(Stored data)
--- Start ---

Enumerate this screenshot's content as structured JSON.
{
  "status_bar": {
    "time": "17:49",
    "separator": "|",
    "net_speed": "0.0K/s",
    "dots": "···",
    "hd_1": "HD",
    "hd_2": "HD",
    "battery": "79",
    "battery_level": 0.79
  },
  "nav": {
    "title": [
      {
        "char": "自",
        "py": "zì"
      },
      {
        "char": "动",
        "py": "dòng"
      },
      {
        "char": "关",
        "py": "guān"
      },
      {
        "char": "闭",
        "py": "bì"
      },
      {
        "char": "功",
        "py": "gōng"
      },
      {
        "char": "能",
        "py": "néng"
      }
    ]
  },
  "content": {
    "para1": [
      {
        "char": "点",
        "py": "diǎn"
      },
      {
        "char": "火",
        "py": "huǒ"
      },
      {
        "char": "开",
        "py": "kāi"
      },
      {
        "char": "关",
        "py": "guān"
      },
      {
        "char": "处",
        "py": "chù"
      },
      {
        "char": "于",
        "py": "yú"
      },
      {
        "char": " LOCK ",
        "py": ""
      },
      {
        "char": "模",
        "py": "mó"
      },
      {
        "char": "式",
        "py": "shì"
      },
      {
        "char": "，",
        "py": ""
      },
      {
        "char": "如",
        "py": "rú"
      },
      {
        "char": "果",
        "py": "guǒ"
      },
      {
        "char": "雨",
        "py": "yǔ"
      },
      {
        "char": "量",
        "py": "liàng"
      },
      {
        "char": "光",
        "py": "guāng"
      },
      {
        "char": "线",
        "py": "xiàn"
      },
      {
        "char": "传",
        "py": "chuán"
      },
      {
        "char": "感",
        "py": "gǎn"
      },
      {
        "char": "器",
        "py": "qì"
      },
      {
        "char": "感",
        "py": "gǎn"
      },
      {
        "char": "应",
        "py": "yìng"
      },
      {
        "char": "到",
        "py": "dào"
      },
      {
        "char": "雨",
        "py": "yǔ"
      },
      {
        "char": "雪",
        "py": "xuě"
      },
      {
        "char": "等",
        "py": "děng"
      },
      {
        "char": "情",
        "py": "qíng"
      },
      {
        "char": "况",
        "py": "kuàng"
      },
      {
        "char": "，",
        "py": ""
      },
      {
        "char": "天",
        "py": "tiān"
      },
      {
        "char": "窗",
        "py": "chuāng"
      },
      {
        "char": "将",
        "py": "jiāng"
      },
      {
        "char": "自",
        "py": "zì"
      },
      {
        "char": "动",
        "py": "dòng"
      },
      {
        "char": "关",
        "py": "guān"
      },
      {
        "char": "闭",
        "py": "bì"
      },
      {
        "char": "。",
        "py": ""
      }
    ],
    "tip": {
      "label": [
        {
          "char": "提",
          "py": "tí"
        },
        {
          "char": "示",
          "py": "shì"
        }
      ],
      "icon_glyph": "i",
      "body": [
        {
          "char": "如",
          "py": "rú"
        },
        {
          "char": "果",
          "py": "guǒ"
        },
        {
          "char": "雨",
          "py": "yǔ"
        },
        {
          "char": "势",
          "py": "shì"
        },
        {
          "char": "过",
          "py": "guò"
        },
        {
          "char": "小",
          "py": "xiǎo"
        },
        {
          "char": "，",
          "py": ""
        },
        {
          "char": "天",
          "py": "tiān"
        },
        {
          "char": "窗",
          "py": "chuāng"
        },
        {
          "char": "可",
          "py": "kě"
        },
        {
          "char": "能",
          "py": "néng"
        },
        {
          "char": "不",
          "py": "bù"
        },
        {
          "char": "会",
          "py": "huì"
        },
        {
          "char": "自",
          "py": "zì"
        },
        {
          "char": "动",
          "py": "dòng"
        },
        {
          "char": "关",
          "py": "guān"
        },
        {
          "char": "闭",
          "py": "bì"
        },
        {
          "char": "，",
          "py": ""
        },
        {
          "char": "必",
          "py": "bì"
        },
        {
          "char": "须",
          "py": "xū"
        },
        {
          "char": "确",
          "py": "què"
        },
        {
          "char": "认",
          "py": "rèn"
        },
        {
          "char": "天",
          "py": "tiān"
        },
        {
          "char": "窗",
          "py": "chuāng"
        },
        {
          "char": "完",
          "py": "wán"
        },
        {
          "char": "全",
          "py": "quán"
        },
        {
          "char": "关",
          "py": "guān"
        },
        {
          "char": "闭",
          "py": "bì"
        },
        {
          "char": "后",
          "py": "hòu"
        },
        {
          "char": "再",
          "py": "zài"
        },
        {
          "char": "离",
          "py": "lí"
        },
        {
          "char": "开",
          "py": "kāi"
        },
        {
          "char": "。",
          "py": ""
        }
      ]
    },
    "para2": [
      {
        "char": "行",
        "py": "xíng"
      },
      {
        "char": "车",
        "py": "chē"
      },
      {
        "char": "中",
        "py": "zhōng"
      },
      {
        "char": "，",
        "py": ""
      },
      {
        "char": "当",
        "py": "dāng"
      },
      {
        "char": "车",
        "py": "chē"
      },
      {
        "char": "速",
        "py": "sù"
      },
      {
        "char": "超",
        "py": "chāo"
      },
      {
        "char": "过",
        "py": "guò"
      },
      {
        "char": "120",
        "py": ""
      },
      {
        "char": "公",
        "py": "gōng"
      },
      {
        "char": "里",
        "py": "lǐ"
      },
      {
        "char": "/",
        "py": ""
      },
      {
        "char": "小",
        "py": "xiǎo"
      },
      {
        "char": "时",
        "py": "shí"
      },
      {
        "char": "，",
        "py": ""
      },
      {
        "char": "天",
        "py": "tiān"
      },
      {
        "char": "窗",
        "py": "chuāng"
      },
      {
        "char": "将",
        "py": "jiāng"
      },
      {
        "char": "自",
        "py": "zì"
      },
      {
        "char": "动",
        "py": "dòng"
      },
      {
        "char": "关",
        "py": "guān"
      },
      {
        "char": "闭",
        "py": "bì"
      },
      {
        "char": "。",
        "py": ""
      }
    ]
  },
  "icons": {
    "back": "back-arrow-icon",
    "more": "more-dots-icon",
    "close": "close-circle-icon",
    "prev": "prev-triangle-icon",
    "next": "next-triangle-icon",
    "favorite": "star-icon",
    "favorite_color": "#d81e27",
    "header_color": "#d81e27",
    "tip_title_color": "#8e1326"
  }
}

--- End ---

■ **To do**
Show all lines from the records above where the word "content" occurs.

■ **Written answer**
Enumerate this screenshot's content as structured JSON.
  "content": {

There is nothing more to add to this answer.